**** WORKING DATA

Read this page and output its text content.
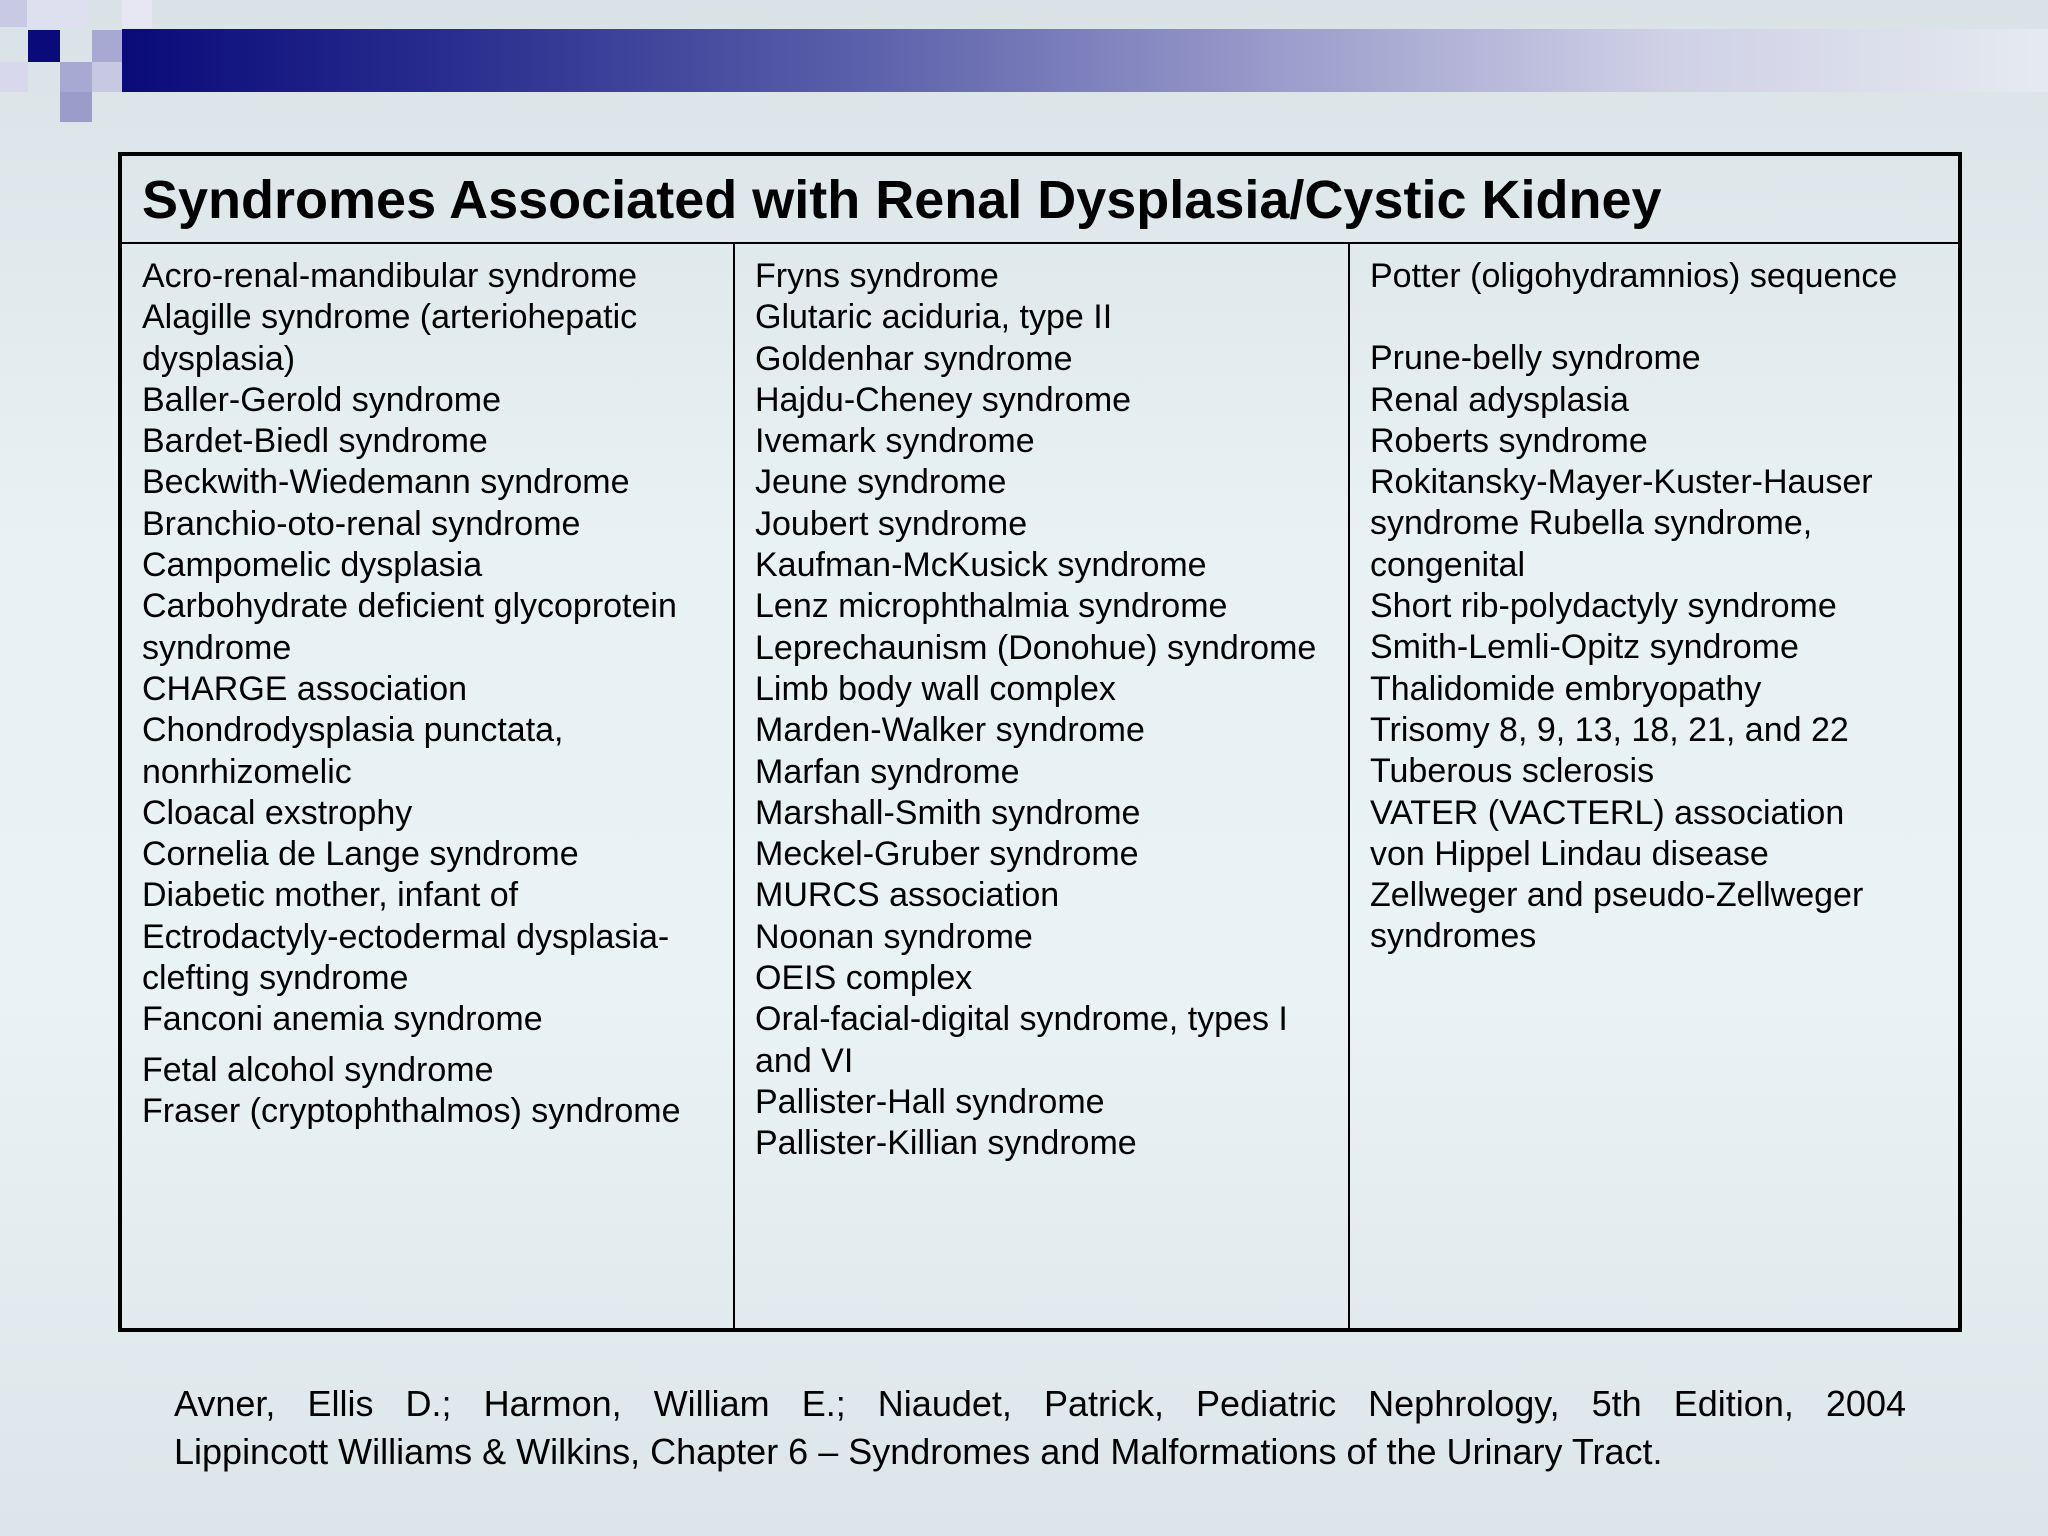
Syndromes Associated with Renal Dysplasia/Cystic Kidney
Acro-renal-mandibular syndrome
Alagille syndrome (arteriohepatic dysplasia)
Baller-Gerold syndrome
Bardet-Biedl syndrome
Beckwith-Wiedemann syndrome
Branchio-oto-renal syndrome
Campomelic dysplasia
Carbohydrate deficient glycoprotein syndrome
CHARGE association
Chondrodysplasia punctata, nonrhizomelic
Cloacal exstrophy
Cornelia de Lange syndrome
Diabetic mother, infant of
Ectrodactyly-ectodermal dysplasia-clefting syndrome
Fanconi anemia syndrome
Fetal alcohol syndrome
Fraser (cryptophthalmos) syndrome
Fryns syndrome
Glutaric aciduria, type II
Goldenhar syndrome
Hajdu-Cheney syndrome
Ivemark syndrome
Jeune syndrome
Joubert syndrome
Kaufman-McKusick syndrome
Lenz microphthalmia syndrome
Leprechaunism (Donohue) syndrome
Limb body wall complex
Marden-Walker syndrome
Marfan syndrome
Marshall-Smith syndrome
Meckel-Gruber syndrome
MURCS association
Noonan syndrome
OEIS complex
Oral-facial-digital syndrome, types I and VI
Pallister-Hall syndrome
Pallister-Killian syndrome
Potter (oligohydramnios) sequence
Prune-belly syndrome
Renal adysplasia
Roberts syndrome
Rokitansky-Mayer-Kuster-Hauser syndrome Rubella syndrome, congenital
Short rib-polydactyly syndrome
Smith-Lemli-Opitz syndrome
Thalidomide embryopathy
Trisomy 8, 9, 13, 18, 21, and 22
Tuberous sclerosis
VATER (VACTERL) association
von Hippel Lindau disease
Zellweger and pseudo-Zellweger syndromes
Avner, Ellis D.; Harmon, William E.; Niaudet, Patrick, Pediatric Nephrology, 5th Edition, 2004
Lippincott Williams & Wilkins, Chapter 6 – Syndromes and Malformations of the Urinary Tract.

********

AIM OF THE TASK → Whenever a line in the records above contains the string "complex", copy that line.

ANSWER SECTION →
Limb body wall complex
OEIS complex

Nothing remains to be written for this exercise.